GIVEN EXERCISE: Write out the data below line for line with no changes, leaving out the pictures.

—————

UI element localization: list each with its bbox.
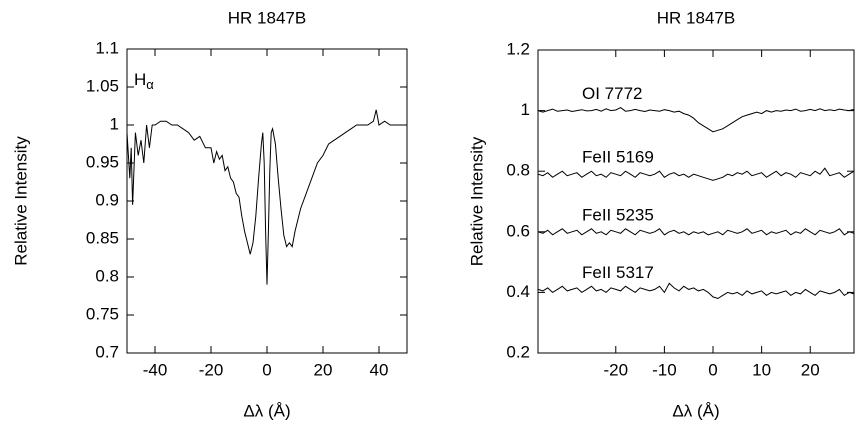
y-tick-label: 1 bbox=[110, 114, 119, 133]
spectrum-line bbox=[126, 109, 407, 285]
x-tick-label: -20 bbox=[199, 360, 224, 379]
x-tick-label: 20 bbox=[314, 360, 333, 379]
series-label: FeII 5169 bbox=[582, 148, 654, 167]
y-axis-label: Relative Intensity bbox=[467, 136, 486, 266]
x-tick-label: 0 bbox=[708, 360, 717, 379]
x-axis-label: Δλ (Å) bbox=[243, 401, 290, 420]
x-tick-label: 10 bbox=[752, 360, 771, 379]
x-tick-label: 0 bbox=[262, 360, 271, 379]
y-tick-label: 0.8 bbox=[506, 161, 530, 180]
x-tick-label: -40 bbox=[143, 360, 168, 379]
y-tick-label: 0.95 bbox=[86, 152, 119, 171]
y-tick-label: 1 bbox=[521, 100, 530, 119]
y-tick-label: 0.7 bbox=[95, 342, 119, 361]
series-label: FeII 5317 bbox=[582, 263, 654, 282]
spectrum-line bbox=[537, 282, 855, 300]
spectrum-line bbox=[537, 228, 855, 236]
y-tick-label: 1.05 bbox=[86, 76, 119, 95]
chart-title: HR 1847B bbox=[657, 8, 735, 27]
series-label: FeII 5235 bbox=[582, 205, 654, 224]
series-label: OI 7772 bbox=[582, 84, 643, 103]
y-tick-label: 0.9 bbox=[95, 190, 119, 209]
y-tick-label: 0.75 bbox=[86, 304, 119, 323]
spectrum-line bbox=[537, 167, 855, 181]
plot-frame bbox=[537, 49, 855, 354]
x-tick-label: 40 bbox=[370, 360, 389, 379]
x-axis-label: Δλ (Å) bbox=[672, 401, 719, 420]
x-tick-label: -20 bbox=[603, 360, 628, 379]
x-tick-label: 20 bbox=[801, 360, 820, 379]
annotation: Hα bbox=[134, 70, 154, 92]
y-tick-label: 0.4 bbox=[506, 282, 530, 301]
x-tick-label: -10 bbox=[652, 360, 677, 379]
plot-frame bbox=[126, 48, 408, 354]
y-tick-label: 0.8 bbox=[95, 266, 119, 285]
spectrum-line bbox=[537, 107, 855, 133]
annotation-text: H bbox=[134, 70, 146, 89]
y-tick-label: 0.2 bbox=[506, 342, 530, 361]
y-axis-label: Relative Intensity bbox=[11, 136, 30, 266]
y-tick-label: 1.1 bbox=[95, 38, 119, 57]
chart-title: HR 1847B bbox=[228, 8, 306, 27]
y-tick-label: 1.2 bbox=[506, 39, 530, 58]
y-tick-label: 0.85 bbox=[86, 228, 119, 247]
annotation-subscript: α bbox=[146, 77, 154, 92]
y-tick-label: 0.6 bbox=[506, 221, 530, 240]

—————

COMPLETE ANSWER:
UI element localization: list each with its bbox.
y-tick-label: 1 bbox=[110, 114, 119, 133]
spectrum-line bbox=[126, 109, 407, 285]
x-tick-label: -20 bbox=[199, 360, 224, 379]
x-tick-label: 20 bbox=[314, 360, 333, 379]
series-label: FeII 5169 bbox=[582, 148, 654, 167]
y-axis-label: Relative Intensity bbox=[467, 136, 486, 266]
x-tick-label: 0 bbox=[708, 360, 717, 379]
x-axis-label: Δλ (Å) bbox=[243, 401, 290, 420]
x-tick-label: 10 bbox=[752, 360, 771, 379]
x-tick-label: 0 bbox=[262, 360, 271, 379]
y-tick-label: 0.8 bbox=[506, 161, 530, 180]
x-tick-label: -40 bbox=[143, 360, 168, 379]
y-tick-label: 0.95 bbox=[86, 152, 119, 171]
y-tick-label: 1 bbox=[521, 100, 530, 119]
y-tick-label: 0.7 bbox=[95, 342, 119, 361]
series-label: FeII 5317 bbox=[582, 263, 654, 282]
spectrum-line bbox=[537, 282, 855, 300]
spectrum-line bbox=[537, 228, 855, 236]
y-tick-label: 1.05 bbox=[86, 76, 119, 95]
chart-title: HR 1847B bbox=[657, 8, 735, 27]
series-label: FeII 5235 bbox=[582, 205, 654, 224]
series-label: OI 7772 bbox=[582, 84, 643, 103]
y-tick-label: 0.9 bbox=[95, 190, 119, 209]
y-tick-label: 0.75 bbox=[86, 304, 119, 323]
spectrum-line bbox=[537, 167, 855, 181]
plot-frame bbox=[537, 49, 855, 354]
x-tick-label: 40 bbox=[370, 360, 389, 379]
x-axis-label: Δλ (Å) bbox=[672, 401, 719, 420]
x-tick-label: -20 bbox=[603, 360, 628, 379]
x-tick-label: 20 bbox=[801, 360, 820, 379]
annotation: Hα bbox=[134, 70, 154, 92]
y-tick-label: 0.4 bbox=[506, 282, 530, 301]
x-tick-label: -10 bbox=[652, 360, 677, 379]
plot-frame bbox=[126, 48, 408, 354]
y-tick-label: 0.8 bbox=[95, 266, 119, 285]
spectrum-line bbox=[537, 107, 855, 133]
annotation-text: H bbox=[134, 70, 146, 89]
y-tick-label: 0.2 bbox=[506, 342, 530, 361]
y-axis-label: Relative Intensity bbox=[11, 136, 30, 266]
y-tick-label: 1.1 bbox=[95, 38, 119, 57]
chart-title: HR 1847B bbox=[228, 8, 306, 27]
y-tick-label: 1.2 bbox=[506, 39, 530, 58]
y-tick-label: 0.85 bbox=[86, 228, 119, 247]
annotation-subscript: α bbox=[146, 77, 154, 92]
y-tick-label: 0.6 bbox=[506, 221, 530, 240]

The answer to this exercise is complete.